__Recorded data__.
* BEGIN *
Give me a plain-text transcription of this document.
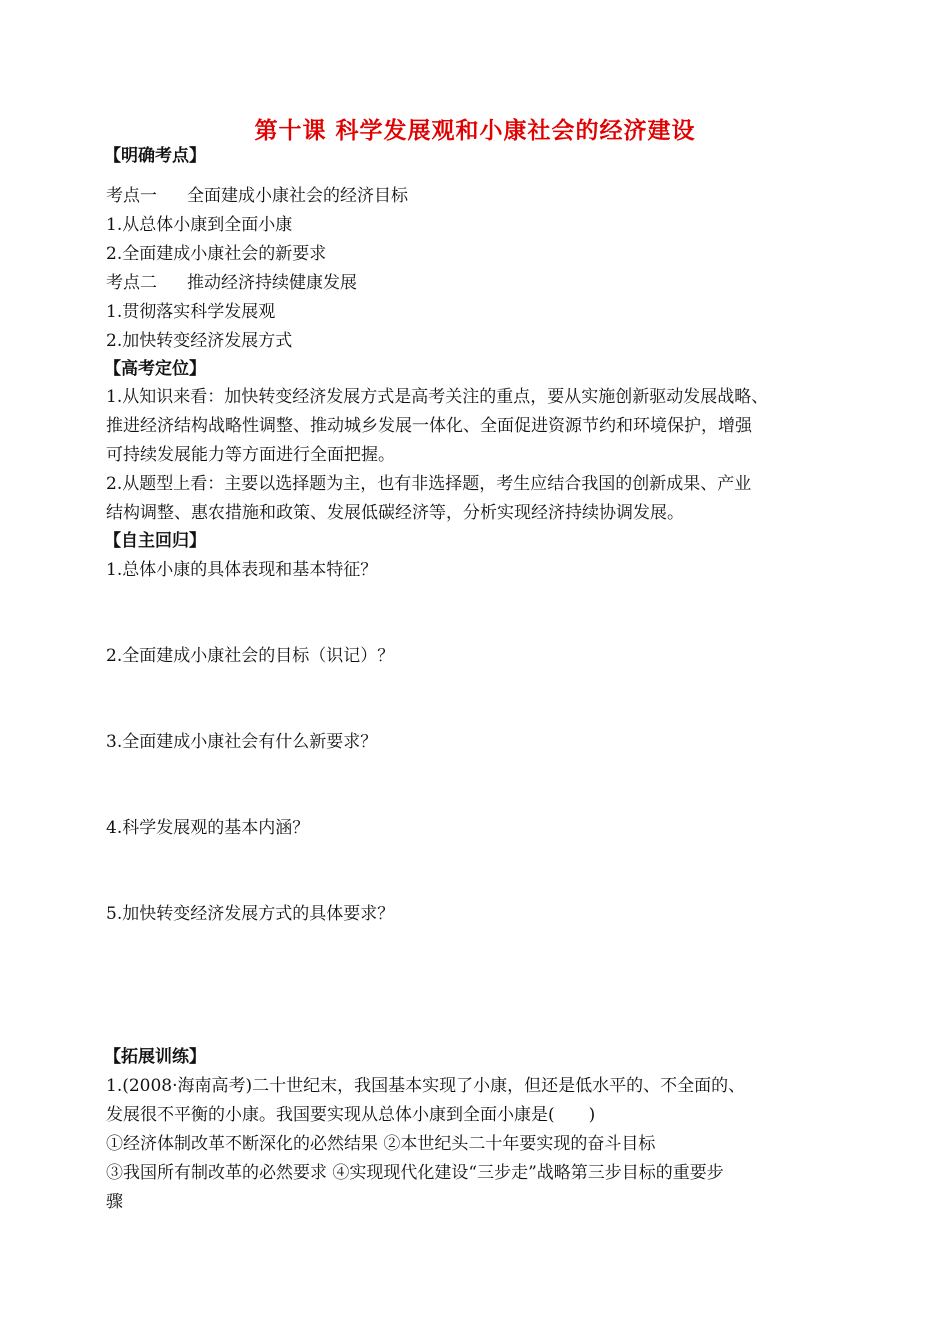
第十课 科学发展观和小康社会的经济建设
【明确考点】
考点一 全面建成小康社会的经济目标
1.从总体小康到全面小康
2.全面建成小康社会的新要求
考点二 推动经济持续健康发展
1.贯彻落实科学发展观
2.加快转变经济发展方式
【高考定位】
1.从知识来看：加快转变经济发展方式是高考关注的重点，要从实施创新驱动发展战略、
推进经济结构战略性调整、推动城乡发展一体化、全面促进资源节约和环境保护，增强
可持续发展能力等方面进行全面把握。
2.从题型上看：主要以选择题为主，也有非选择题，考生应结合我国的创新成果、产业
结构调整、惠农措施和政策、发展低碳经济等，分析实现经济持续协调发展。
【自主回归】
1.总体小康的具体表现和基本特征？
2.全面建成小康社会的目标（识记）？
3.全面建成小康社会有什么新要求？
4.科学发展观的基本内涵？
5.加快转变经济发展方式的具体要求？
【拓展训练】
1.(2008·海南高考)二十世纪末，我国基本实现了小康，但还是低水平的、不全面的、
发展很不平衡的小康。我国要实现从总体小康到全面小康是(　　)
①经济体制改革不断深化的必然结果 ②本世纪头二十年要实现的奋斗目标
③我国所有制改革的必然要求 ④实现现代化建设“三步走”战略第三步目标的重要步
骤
* END *
__Instructions for the task__. Print all the records again exactly; do not include any picture.

__Answer__.
Give me a plain-text transcription of this document.
第十课 科学发展观和小康社会的经济建设
【明确考点】
考点一 全面建成小康社会的经济目标
1.从总体小康到全面小康
2.全面建成小康社会的新要求
考点二 推动经济持续健康发展
1.贯彻落实科学发展观
2.加快转变经济发展方式
【高考定位】
1.从知识来看：加快转变经济发展方式是高考关注的重点，要从实施创新驱动发展战略、
推进经济结构战略性调整、推动城乡发展一体化、全面促进资源节约和环境保护，增强
可持续发展能力等方面进行全面把握。
2.从题型上看：主要以选择题为主，也有非选择题，考生应结合我国的创新成果、产业
结构调整、惠农措施和政策、发展低碳经济等，分析实现经济持续协调发展。
【自主回归】
1.总体小康的具体表现和基本特征？
2.全面建成小康社会的目标（识记）？
3.全面建成小康社会有什么新要求？
4.科学发展观的基本内涵？
5.加快转变经济发展方式的具体要求？
【拓展训练】
1.(2008·海南高考)二十世纪末，我国基本实现了小康，但还是低水平的、不全面的、
发展很不平衡的小康。我国要实现从总体小康到全面小康是(　　)
①经济体制改革不断深化的必然结果 ②本世纪头二十年要实现的奋斗目标
③我国所有制改革的必然要求 ④实现现代化建设“三步走”战略第三步目标的重要步
骤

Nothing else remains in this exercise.